→ Exercise objective:
Repeat each entry word for word. Leave any images out of the copy.

(Dataset listings of figures)
/---

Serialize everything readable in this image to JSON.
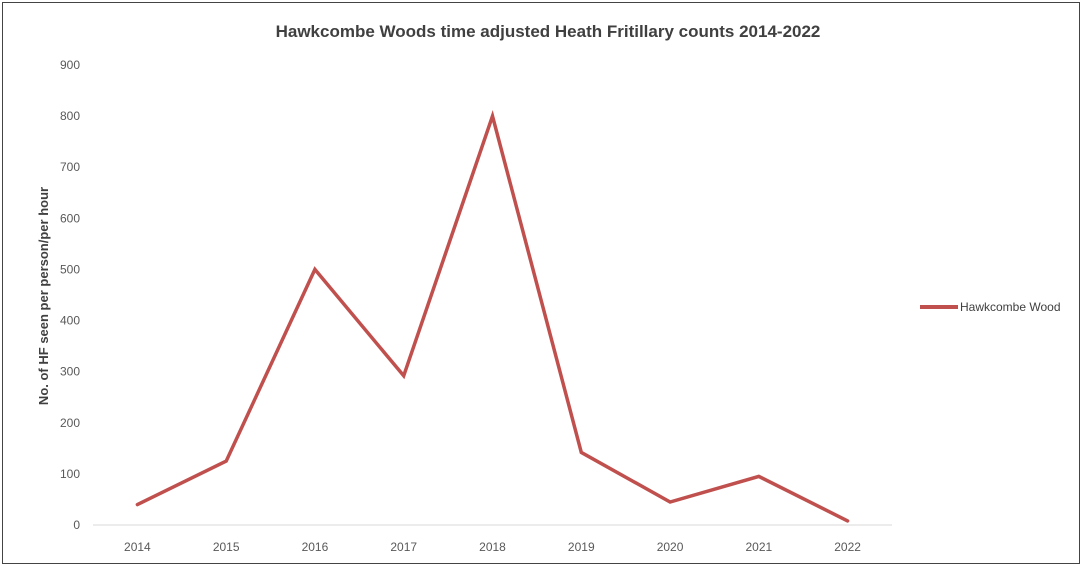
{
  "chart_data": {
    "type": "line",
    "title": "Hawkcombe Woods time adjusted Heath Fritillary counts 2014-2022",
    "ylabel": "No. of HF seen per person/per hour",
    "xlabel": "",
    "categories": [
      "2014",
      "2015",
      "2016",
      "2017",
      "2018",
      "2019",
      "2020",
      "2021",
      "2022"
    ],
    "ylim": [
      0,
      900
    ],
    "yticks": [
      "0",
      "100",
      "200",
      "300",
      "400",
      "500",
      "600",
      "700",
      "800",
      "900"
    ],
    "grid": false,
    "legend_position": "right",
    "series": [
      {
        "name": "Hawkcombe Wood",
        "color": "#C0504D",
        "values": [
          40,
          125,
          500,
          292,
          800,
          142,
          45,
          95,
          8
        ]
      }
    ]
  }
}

\---

→ Response to this exercise:
Serialize everything readable in this image to JSON.
{
  "chart_data": {
    "type": "line",
    "title": "Hawkcombe Woods time adjusted Heath Fritillary counts 2014-2022",
    "ylabel": "No. of HF seen per person/per hour",
    "xlabel": "",
    "categories": [
      "2014",
      "2015",
      "2016",
      "2017",
      "2018",
      "2019",
      "2020",
      "2021",
      "2022"
    ],
    "ylim": [
      0,
      900
    ],
    "yticks": [
      "0",
      "100",
      "200",
      "300",
      "400",
      "500",
      "600",
      "700",
      "800",
      "900"
    ],
    "grid": false,
    "legend_position": "right",
    "series": [
      {
        "name": "Hawkcombe Wood",
        "color": "#C0504D",
        "values": [
          40,
          125,
          500,
          292,
          800,
          142,
          45,
          95,
          8
        ]
      }
    ]
  }
}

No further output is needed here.